§ **The request**
Locate each line with the string "科研仪器设备资产" in the listing below and copy it.

Begin Provided records

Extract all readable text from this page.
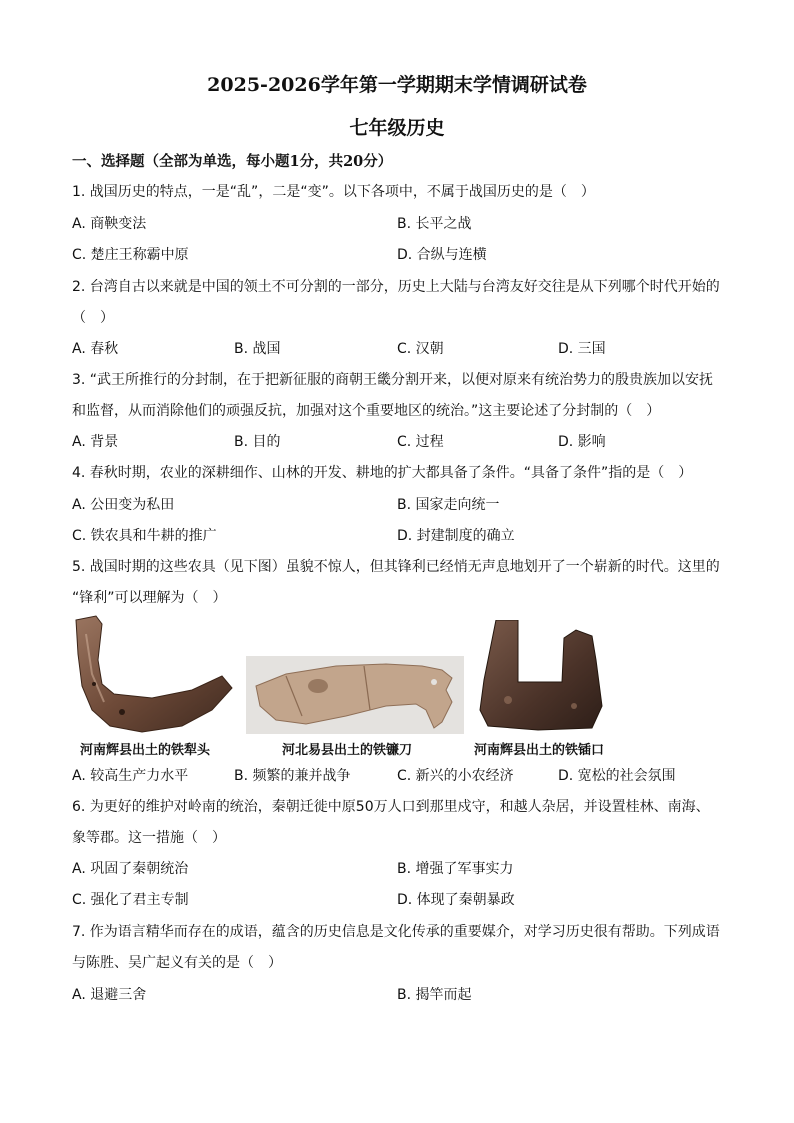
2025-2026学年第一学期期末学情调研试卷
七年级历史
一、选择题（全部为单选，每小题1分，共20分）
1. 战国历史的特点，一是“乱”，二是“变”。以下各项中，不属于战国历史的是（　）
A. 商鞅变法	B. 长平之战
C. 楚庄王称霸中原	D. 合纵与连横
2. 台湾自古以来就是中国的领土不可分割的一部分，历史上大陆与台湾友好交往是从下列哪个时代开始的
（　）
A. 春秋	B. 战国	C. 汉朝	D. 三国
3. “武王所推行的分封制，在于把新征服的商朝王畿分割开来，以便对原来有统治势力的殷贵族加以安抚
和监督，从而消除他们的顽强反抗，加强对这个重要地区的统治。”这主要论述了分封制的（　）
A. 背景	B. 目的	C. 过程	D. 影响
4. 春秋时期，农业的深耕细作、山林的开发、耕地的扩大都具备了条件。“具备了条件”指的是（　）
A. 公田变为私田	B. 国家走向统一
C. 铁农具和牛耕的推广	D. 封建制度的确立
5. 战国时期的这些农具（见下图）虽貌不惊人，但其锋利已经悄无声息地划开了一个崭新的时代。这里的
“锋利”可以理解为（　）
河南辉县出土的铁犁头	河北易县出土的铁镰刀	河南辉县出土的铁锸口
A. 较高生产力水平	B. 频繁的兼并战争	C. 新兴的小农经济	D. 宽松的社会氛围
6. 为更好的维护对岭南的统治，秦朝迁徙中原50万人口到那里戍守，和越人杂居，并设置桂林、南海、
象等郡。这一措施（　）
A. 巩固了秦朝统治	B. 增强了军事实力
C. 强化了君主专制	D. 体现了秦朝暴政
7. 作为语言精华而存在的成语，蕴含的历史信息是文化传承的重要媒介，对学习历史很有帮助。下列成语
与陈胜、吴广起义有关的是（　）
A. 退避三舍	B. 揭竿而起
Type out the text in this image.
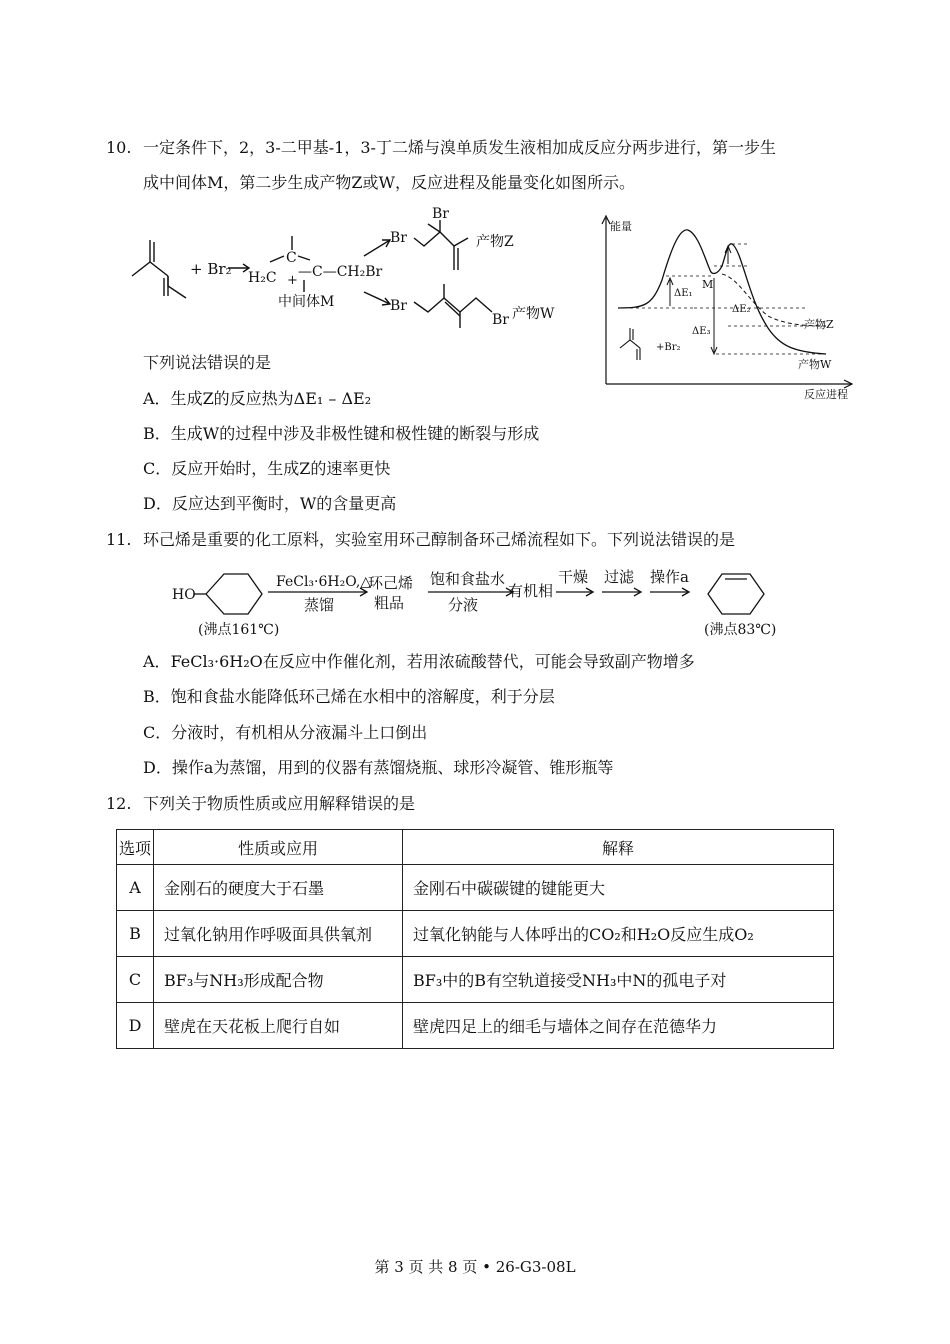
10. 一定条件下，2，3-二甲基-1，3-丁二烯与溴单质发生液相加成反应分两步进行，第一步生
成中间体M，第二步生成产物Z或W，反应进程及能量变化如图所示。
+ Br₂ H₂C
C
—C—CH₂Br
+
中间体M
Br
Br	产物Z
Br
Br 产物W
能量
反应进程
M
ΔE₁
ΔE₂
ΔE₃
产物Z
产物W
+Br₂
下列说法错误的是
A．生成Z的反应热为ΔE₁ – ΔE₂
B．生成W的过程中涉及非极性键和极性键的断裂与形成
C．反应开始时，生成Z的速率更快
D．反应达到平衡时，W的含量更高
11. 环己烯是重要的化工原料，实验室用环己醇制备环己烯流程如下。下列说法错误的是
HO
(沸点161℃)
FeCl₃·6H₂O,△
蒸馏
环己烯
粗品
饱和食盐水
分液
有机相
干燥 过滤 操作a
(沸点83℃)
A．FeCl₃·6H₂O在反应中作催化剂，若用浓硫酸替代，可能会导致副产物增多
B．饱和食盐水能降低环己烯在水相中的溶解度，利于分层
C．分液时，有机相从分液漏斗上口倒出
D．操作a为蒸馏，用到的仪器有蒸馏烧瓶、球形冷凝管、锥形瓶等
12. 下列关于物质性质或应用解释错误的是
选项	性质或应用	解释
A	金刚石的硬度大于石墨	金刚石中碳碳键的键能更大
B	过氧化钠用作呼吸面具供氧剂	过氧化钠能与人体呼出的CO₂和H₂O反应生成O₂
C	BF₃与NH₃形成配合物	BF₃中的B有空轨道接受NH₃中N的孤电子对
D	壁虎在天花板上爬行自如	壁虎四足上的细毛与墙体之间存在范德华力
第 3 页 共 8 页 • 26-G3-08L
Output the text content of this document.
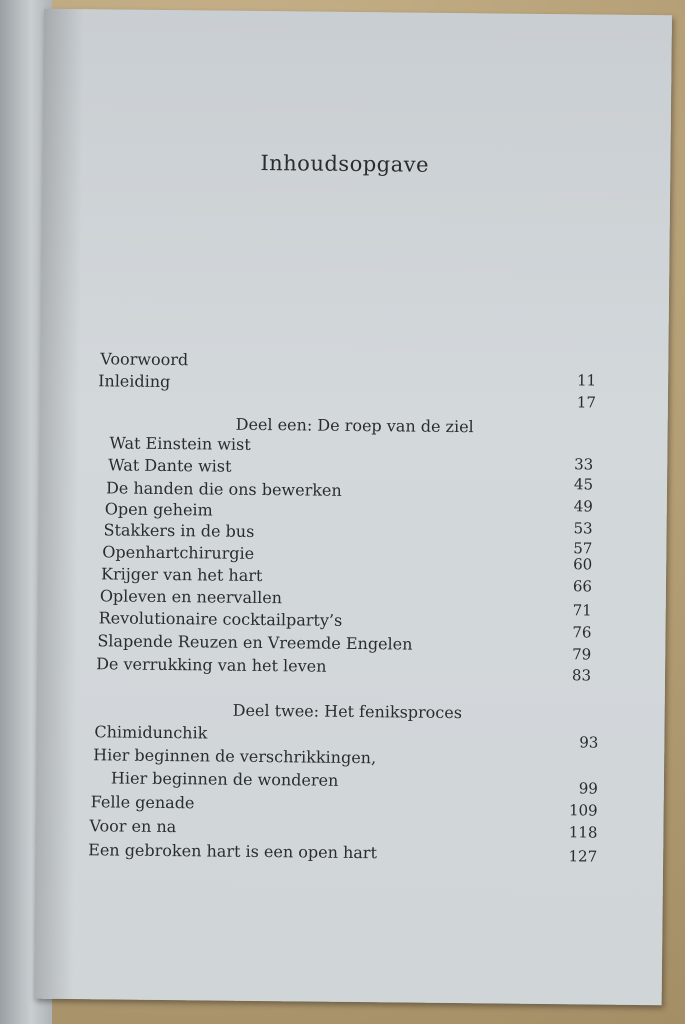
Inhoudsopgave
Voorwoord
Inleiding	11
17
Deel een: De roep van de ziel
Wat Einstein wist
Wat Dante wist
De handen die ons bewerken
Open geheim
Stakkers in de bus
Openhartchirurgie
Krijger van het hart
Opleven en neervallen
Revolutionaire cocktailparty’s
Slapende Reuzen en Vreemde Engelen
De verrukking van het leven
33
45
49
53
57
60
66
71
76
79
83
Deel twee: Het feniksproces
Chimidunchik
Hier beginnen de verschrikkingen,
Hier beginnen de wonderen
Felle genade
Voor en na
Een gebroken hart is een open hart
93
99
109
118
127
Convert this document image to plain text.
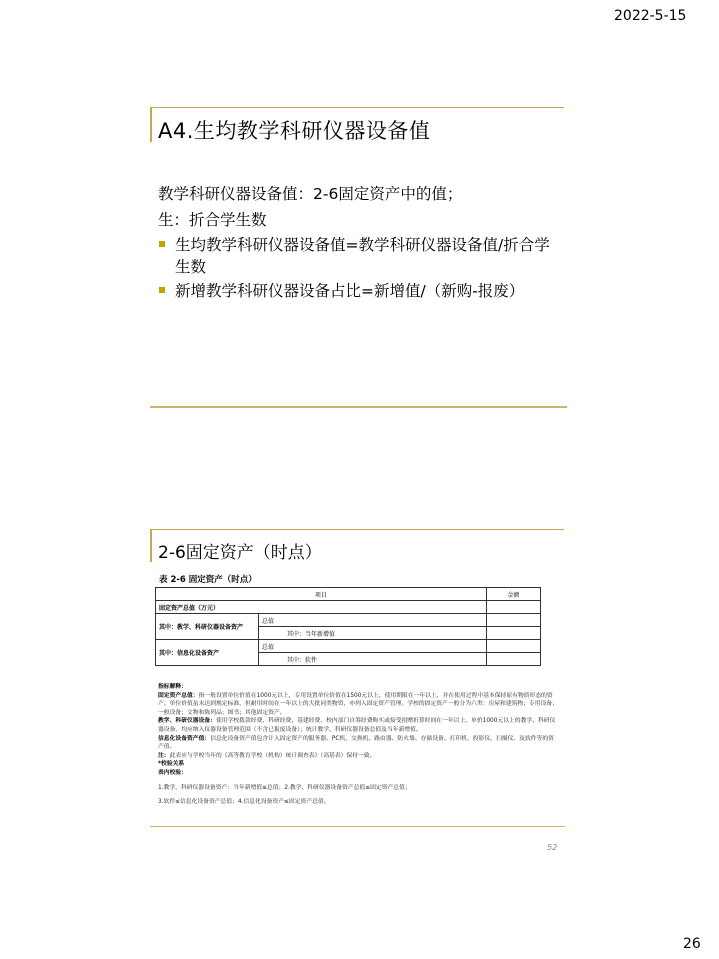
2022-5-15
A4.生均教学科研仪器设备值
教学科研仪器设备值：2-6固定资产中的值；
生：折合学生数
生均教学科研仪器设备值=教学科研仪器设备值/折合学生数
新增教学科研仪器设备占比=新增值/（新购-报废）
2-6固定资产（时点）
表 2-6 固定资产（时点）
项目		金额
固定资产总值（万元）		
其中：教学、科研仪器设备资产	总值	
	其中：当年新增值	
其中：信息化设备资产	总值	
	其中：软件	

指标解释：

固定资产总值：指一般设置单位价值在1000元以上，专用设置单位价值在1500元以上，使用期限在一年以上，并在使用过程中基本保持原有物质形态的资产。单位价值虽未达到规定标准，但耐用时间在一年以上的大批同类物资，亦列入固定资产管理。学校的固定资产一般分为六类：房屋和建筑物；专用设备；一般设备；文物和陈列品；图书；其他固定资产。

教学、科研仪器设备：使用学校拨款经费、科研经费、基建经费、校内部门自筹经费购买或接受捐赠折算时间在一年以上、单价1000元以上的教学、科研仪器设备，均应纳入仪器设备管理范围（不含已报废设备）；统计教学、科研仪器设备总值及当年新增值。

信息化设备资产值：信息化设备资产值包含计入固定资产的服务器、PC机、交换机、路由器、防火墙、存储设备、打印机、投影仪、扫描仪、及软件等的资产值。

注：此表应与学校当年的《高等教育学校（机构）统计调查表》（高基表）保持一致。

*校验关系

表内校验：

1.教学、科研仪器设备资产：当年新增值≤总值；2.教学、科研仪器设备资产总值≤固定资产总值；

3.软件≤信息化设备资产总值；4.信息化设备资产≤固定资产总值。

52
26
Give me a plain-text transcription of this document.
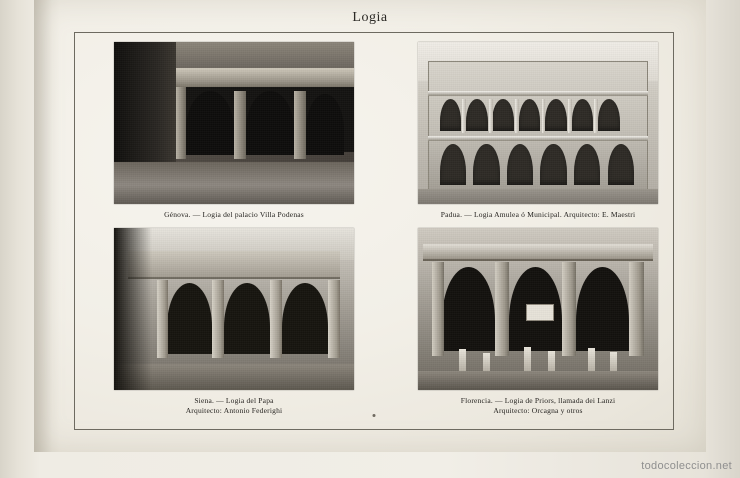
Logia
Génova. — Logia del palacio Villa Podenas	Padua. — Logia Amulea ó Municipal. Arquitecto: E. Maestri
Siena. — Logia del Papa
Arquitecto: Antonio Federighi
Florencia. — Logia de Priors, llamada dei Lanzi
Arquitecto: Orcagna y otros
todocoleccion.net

End Provided records

§ **Correct output**
其中：教学、科研仪器设备资产	总值	
1.教学、科研仪器设备资产：当年新增值≤总值；2.教学、科研仪器设备资产总值≤固定资产总值；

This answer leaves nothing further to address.